◆ **Brief**: Copy all entries without alteration and skip the pictures they hold.

◆ **A run of records**:
*-*-*

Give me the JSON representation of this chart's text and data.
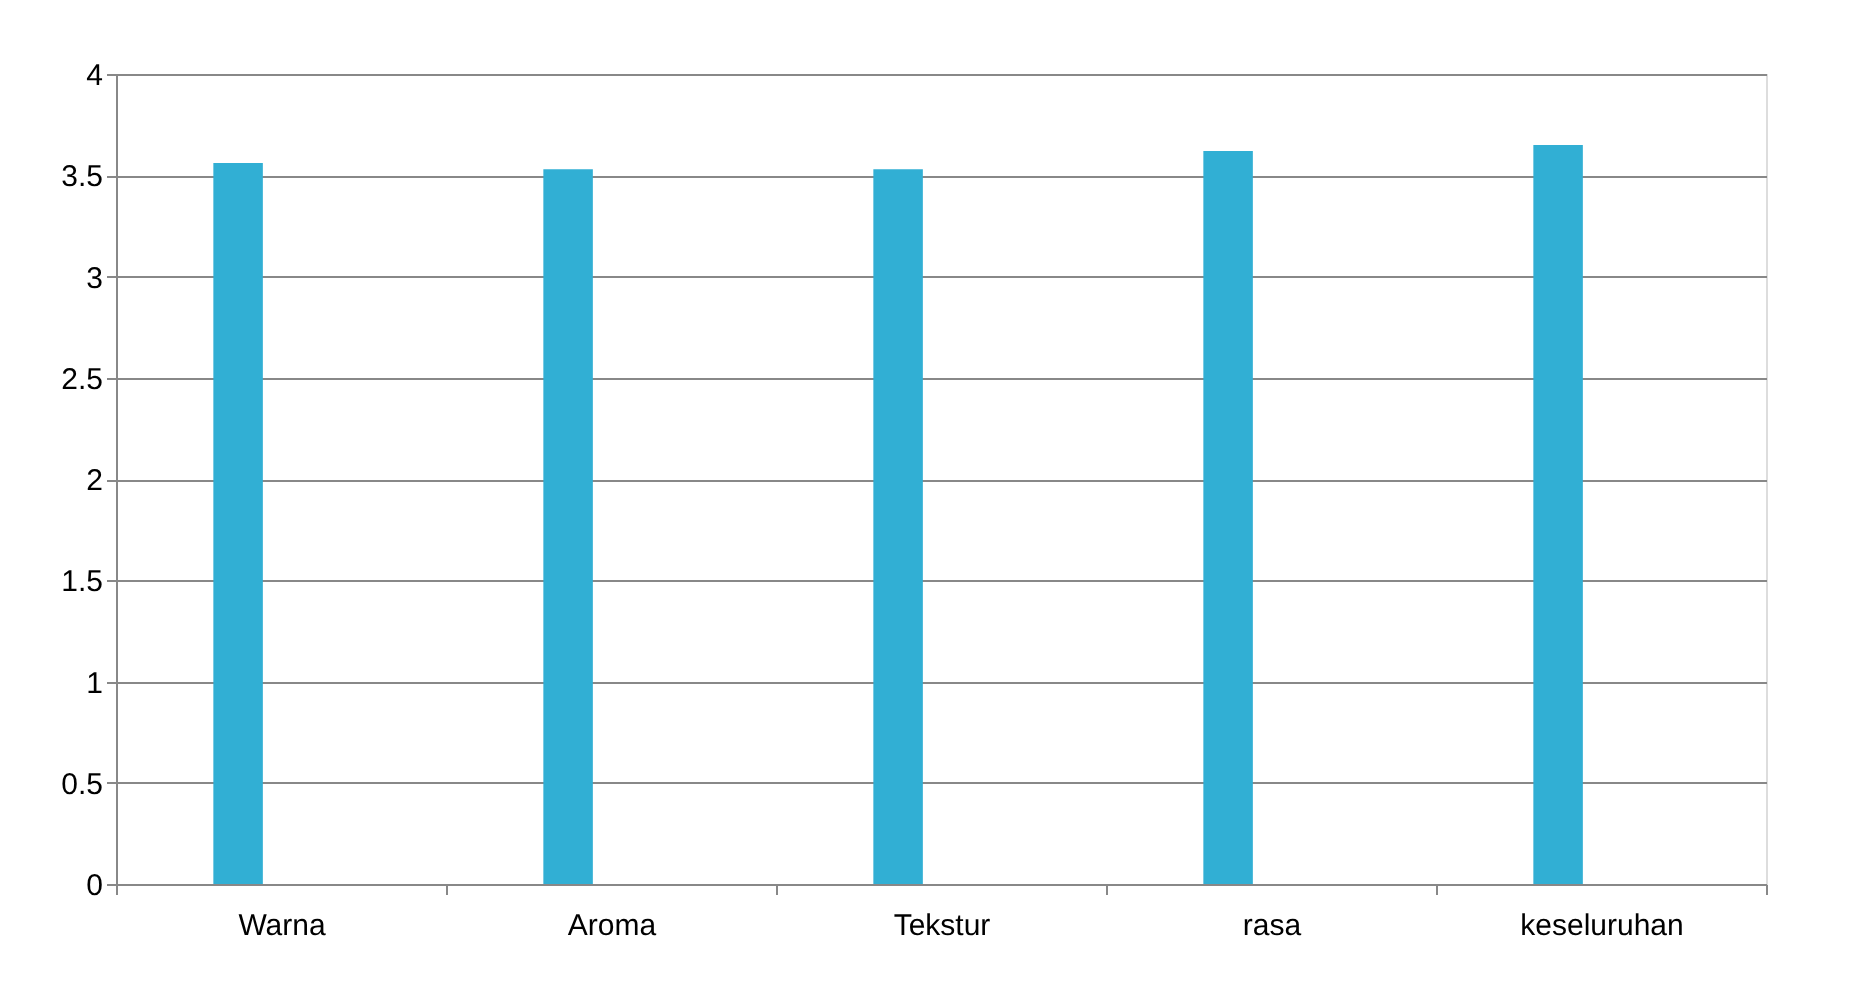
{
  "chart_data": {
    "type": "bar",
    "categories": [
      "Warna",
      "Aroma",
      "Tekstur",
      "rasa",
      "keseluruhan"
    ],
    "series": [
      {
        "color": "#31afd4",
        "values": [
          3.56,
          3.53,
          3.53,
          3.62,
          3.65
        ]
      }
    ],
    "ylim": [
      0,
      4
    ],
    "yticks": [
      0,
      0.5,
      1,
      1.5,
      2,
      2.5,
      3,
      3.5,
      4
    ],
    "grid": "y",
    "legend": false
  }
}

*-*-*

◆ **Completed task**:
Give me the JSON representation of this chart's text and data.
{
  "chart_data": {
    "type": "bar",
    "categories": [
      "Warna",
      "Aroma",
      "Tekstur",
      "rasa",
      "keseluruhan"
    ],
    "series": [
      {
        "color": "#31afd4",
        "values": [
          3.56,
          3.53,
          3.53,
          3.62,
          3.65
        ]
      }
    ],
    "ylim": [
      0,
      4
    ],
    "yticks": [
      0,
      0.5,
      1,
      1.5,
      2,
      2.5,
      3,
      3.5,
      4
    ],
    "grid": "y",
    "legend": false
  }
}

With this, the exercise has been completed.